> **What the task asks**: Take the material below and retype it in full; pictures are left out.

— START The input —

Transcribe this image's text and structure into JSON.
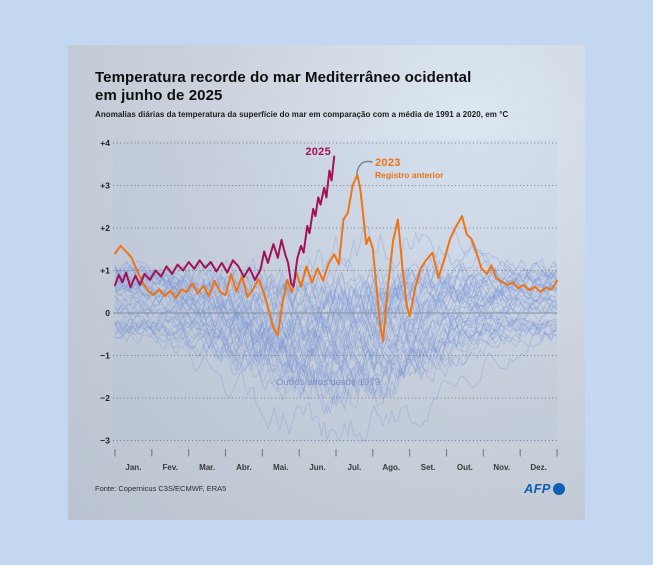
{
  "page": {
    "background_color": "#c3d8f0"
  },
  "chart_data": {
    "type": "line",
    "title": "Temperatura recorde do mar Mediterrâneo ocidental em junho de 2025",
    "title_lines": [
      "Temperatura recorde do mar Mediterrâneo ocidental",
      "em junho de 2025"
    ],
    "subtitle": "Anomalias diárias da temperatura da superfície do mar em comparação com a média de 1991 a 2020, em °C",
    "unit": "°C",
    "baseline_period": "1991 a 2020",
    "ylim": [
      -3,
      4
    ],
    "xlim_months": [
      0,
      12
    ],
    "grid": "horizontal dotted, solid zero line",
    "y_ticks": [
      {
        "value": 4,
        "label": "+4"
      },
      {
        "value": 3,
        "label": "+3"
      },
      {
        "value": 2,
        "label": "+2"
      },
      {
        "value": 1,
        "label": "+1"
      },
      {
        "value": 0,
        "label": "0"
      },
      {
        "value": -1,
        "label": "−1"
      },
      {
        "value": -2,
        "label": "−2"
      },
      {
        "value": -3,
        "label": "−3"
      }
    ],
    "months": [
      "Jan.",
      "Fev.",
      "Mar.",
      "Abr.",
      "Mai.",
      "Jun.",
      "Jul.",
      "Ago.",
      "Set.",
      "Out.",
      "Nov.",
      "Dez."
    ],
    "series": [
      {
        "name": "2025",
        "color": "#a21259",
        "x": [
          0,
          0.1,
          0.2,
          0.3,
          0.42,
          0.55,
          0.68,
          0.8,
          0.95,
          1.1,
          1.25,
          1.4,
          1.55,
          1.7,
          1.85,
          2,
          2.15,
          2.3,
          2.45,
          2.6,
          2.75,
          2.9,
          3.05,
          3.2,
          3.35,
          3.5,
          3.65,
          3.8,
          3.95,
          4.05,
          4.15,
          4.3,
          4.42,
          4.52,
          4.62,
          4.7,
          4.78,
          4.85,
          4.95,
          5.05,
          5.12,
          5.22,
          5.28,
          5.38,
          5.44,
          5.52,
          5.58,
          5.68,
          5.74,
          5.82,
          5.88,
          5.95
        ],
        "values": [
          0.65,
          0.9,
          0.72,
          0.95,
          0.6,
          0.88,
          0.66,
          0.92,
          0.78,
          1,
          0.86,
          1.1,
          0.92,
          1.14,
          1,
          1.2,
          1.04,
          1.24,
          1.06,
          1.2,
          0.98,
          1.18,
          0.95,
          1.24,
          1.1,
          0.85,
          1.06,
          0.78,
          1.02,
          1.45,
          1.18,
          1.62,
          1.3,
          1.72,
          1.38,
          1.18,
          0.7,
          0.62,
          1.28,
          1.58,
          1.42,
          2.05,
          1.88,
          2.45,
          2.28,
          2.72,
          2.55,
          2.95,
          2.72,
          3.35,
          3.12,
          3.68
        ]
      },
      {
        "name": "2023",
        "sublabel": "Registro anterior",
        "color": "#ef7414",
        "x": [
          0,
          0.15,
          0.3,
          0.45,
          0.6,
          0.75,
          0.9,
          1.05,
          1.2,
          1.35,
          1.5,
          1.65,
          1.8,
          1.95,
          2.1,
          2.25,
          2.4,
          2.55,
          2.7,
          2.85,
          3,
          3.15,
          3.3,
          3.45,
          3.6,
          3.75,
          3.9,
          4.05,
          4.18,
          4.3,
          4.42,
          4.55,
          4.68,
          4.8,
          4.92,
          5.05,
          5.2,
          5.35,
          5.5,
          5.65,
          5.8,
          5.95,
          6.08,
          6.2,
          6.32,
          6.45,
          6.58,
          6.66,
          6.74,
          6.82,
          6.9,
          7,
          7.1,
          7.2,
          7.28,
          7.4,
          7.55,
          7.68,
          7.8,
          7.92,
          8,
          8.15,
          8.3,
          8.45,
          8.62,
          8.78,
          8.95,
          9.1,
          9.25,
          9.42,
          9.55,
          9.68,
          9.8,
          9.95,
          10.1,
          10.22,
          10.35,
          10.5,
          10.65,
          10.8,
          10.95,
          11.1,
          11.25,
          11.4,
          11.55,
          11.7,
          11.85,
          12
        ],
        "values": [
          1.4,
          1.58,
          1.45,
          1.3,
          1,
          0.72,
          0.52,
          0.42,
          0.56,
          0.4,
          0.52,
          0.36,
          0.55,
          0.5,
          0.7,
          0.46,
          0.64,
          0.4,
          0.76,
          0.5,
          0.42,
          0.92,
          0.5,
          0.86,
          0.38,
          0.56,
          0.8,
          0.45,
          0.05,
          -0.35,
          -0.52,
          0.25,
          0.78,
          0.48,
          0.95,
          0.62,
          1.1,
          0.72,
          1.05,
          0.76,
          1.16,
          1.38,
          1.15,
          2.2,
          2.35,
          3,
          3.25,
          2.92,
          2.28,
          1.62,
          1.78,
          1.52,
          0.6,
          -0.3,
          -0.66,
          0.55,
          1.7,
          2.2,
          1.1,
          0.18,
          -0.08,
          0.6,
          1.05,
          1.25,
          1.42,
          0.82,
          1.3,
          1.75,
          2.02,
          2.28,
          1.85,
          1.74,
          1.45,
          1.05,
          0.92,
          1.12,
          0.82,
          0.74,
          0.66,
          0.72,
          0.58,
          0.66,
          0.54,
          0.62,
          0.5,
          0.6,
          0.55,
          0.76
        ]
      }
    ],
    "background_series": {
      "label": "Outros anos desde 1979",
      "count": 45,
      "color": "#7f98d8",
      "opacity": 0.38
    },
    "legend_position": "inline annotations at line peaks"
  },
  "footer": {
    "source": "Fonte: Copernicus C3S/ECMWF, ERA5",
    "logo_text": "AFP",
    "logo_color": "#0c5fb3"
  }
}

— END The input —

> **Result of this task**:
Transcribe this image's text and structure into JSON.
{
  "page": {
    "background_color": "#c3d8f0"
  },
  "chart_data": {
    "type": "line",
    "title": "Temperatura recorde do mar Mediterrâneo ocidental em junho de 2025",
    "title_lines": [
      "Temperatura recorde do mar Mediterrâneo ocidental",
      "em junho de 2025"
    ],
    "subtitle": "Anomalias diárias da temperatura da superfície do mar em comparação com a média de 1991 a 2020, em °C",
    "unit": "°C",
    "baseline_period": "1991 a 2020",
    "ylim": [
      -3,
      4
    ],
    "xlim_months": [
      0,
      12
    ],
    "grid": "horizontal dotted, solid zero line",
    "y_ticks": [
      {
        "value": 4,
        "label": "+4"
      },
      {
        "value": 3,
        "label": "+3"
      },
      {
        "value": 2,
        "label": "+2"
      },
      {
        "value": 1,
        "label": "+1"
      },
      {
        "value": 0,
        "label": "0"
      },
      {
        "value": -1,
        "label": "−1"
      },
      {
        "value": -2,
        "label": "−2"
      },
      {
        "value": -3,
        "label": "−3"
      }
    ],
    "months": [
      "Jan.",
      "Fev.",
      "Mar.",
      "Abr.",
      "Mai.",
      "Jun.",
      "Jul.",
      "Ago.",
      "Set.",
      "Out.",
      "Nov.",
      "Dez."
    ],
    "series": [
      {
        "name": "2025",
        "color": "#a21259",
        "x": [
          0,
          0.1,
          0.2,
          0.3,
          0.42,
          0.55,
          0.68,
          0.8,
          0.95,
          1.1,
          1.25,
          1.4,
          1.55,
          1.7,
          1.85,
          2,
          2.15,
          2.3,
          2.45,
          2.6,
          2.75,
          2.9,
          3.05,
          3.2,
          3.35,
          3.5,
          3.65,
          3.8,
          3.95,
          4.05,
          4.15,
          4.3,
          4.42,
          4.52,
          4.62,
          4.7,
          4.78,
          4.85,
          4.95,
          5.05,
          5.12,
          5.22,
          5.28,
          5.38,
          5.44,
          5.52,
          5.58,
          5.68,
          5.74,
          5.82,
          5.88,
          5.95
        ],
        "values": [
          0.65,
          0.9,
          0.72,
          0.95,
          0.6,
          0.88,
          0.66,
          0.92,
          0.78,
          1,
          0.86,
          1.1,
          0.92,
          1.14,
          1,
          1.2,
          1.04,
          1.24,
          1.06,
          1.2,
          0.98,
          1.18,
          0.95,
          1.24,
          1.1,
          0.85,
          1.06,
          0.78,
          1.02,
          1.45,
          1.18,
          1.62,
          1.3,
          1.72,
          1.38,
          1.18,
          0.7,
          0.62,
          1.28,
          1.58,
          1.42,
          2.05,
          1.88,
          2.45,
          2.28,
          2.72,
          2.55,
          2.95,
          2.72,
          3.35,
          3.12,
          3.68
        ]
      },
      {
        "name": "2023",
        "sublabel": "Registro anterior",
        "color": "#ef7414",
        "x": [
          0,
          0.15,
          0.3,
          0.45,
          0.6,
          0.75,
          0.9,
          1.05,
          1.2,
          1.35,
          1.5,
          1.65,
          1.8,
          1.95,
          2.1,
          2.25,
          2.4,
          2.55,
          2.7,
          2.85,
          3,
          3.15,
          3.3,
          3.45,
          3.6,
          3.75,
          3.9,
          4.05,
          4.18,
          4.3,
          4.42,
          4.55,
          4.68,
          4.8,
          4.92,
          5.05,
          5.2,
          5.35,
          5.5,
          5.65,
          5.8,
          5.95,
          6.08,
          6.2,
          6.32,
          6.45,
          6.58,
          6.66,
          6.74,
          6.82,
          6.9,
          7,
          7.1,
          7.2,
          7.28,
          7.4,
          7.55,
          7.68,
          7.8,
          7.92,
          8,
          8.15,
          8.3,
          8.45,
          8.62,
          8.78,
          8.95,
          9.1,
          9.25,
          9.42,
          9.55,
          9.68,
          9.8,
          9.95,
          10.1,
          10.22,
          10.35,
          10.5,
          10.65,
          10.8,
          10.95,
          11.1,
          11.25,
          11.4,
          11.55,
          11.7,
          11.85,
          12
        ],
        "values": [
          1.4,
          1.58,
          1.45,
          1.3,
          1,
          0.72,
          0.52,
          0.42,
          0.56,
          0.4,
          0.52,
          0.36,
          0.55,
          0.5,
          0.7,
          0.46,
          0.64,
          0.4,
          0.76,
          0.5,
          0.42,
          0.92,
          0.5,
          0.86,
          0.38,
          0.56,
          0.8,
          0.45,
          0.05,
          -0.35,
          -0.52,
          0.25,
          0.78,
          0.48,
          0.95,
          0.62,
          1.1,
          0.72,
          1.05,
          0.76,
          1.16,
          1.38,
          1.15,
          2.2,
          2.35,
          3,
          3.25,
          2.92,
          2.28,
          1.62,
          1.78,
          1.52,
          0.6,
          -0.3,
          -0.66,
          0.55,
          1.7,
          2.2,
          1.1,
          0.18,
          -0.08,
          0.6,
          1.05,
          1.25,
          1.42,
          0.82,
          1.3,
          1.75,
          2.02,
          2.28,
          1.85,
          1.74,
          1.45,
          1.05,
          0.92,
          1.12,
          0.82,
          0.74,
          0.66,
          0.72,
          0.58,
          0.66,
          0.54,
          0.62,
          0.5,
          0.6,
          0.55,
          0.76
        ]
      }
    ],
    "background_series": {
      "label": "Outros anos desde 1979",
      "count": 45,
      "color": "#7f98d8",
      "opacity": 0.38
    },
    "legend_position": "inline annotations at line peaks"
  },
  "footer": {
    "source": "Fonte: Copernicus C3S/ECMWF, ERA5",
    "logo_text": "AFP",
    "logo_color": "#0c5fb3"
  }
}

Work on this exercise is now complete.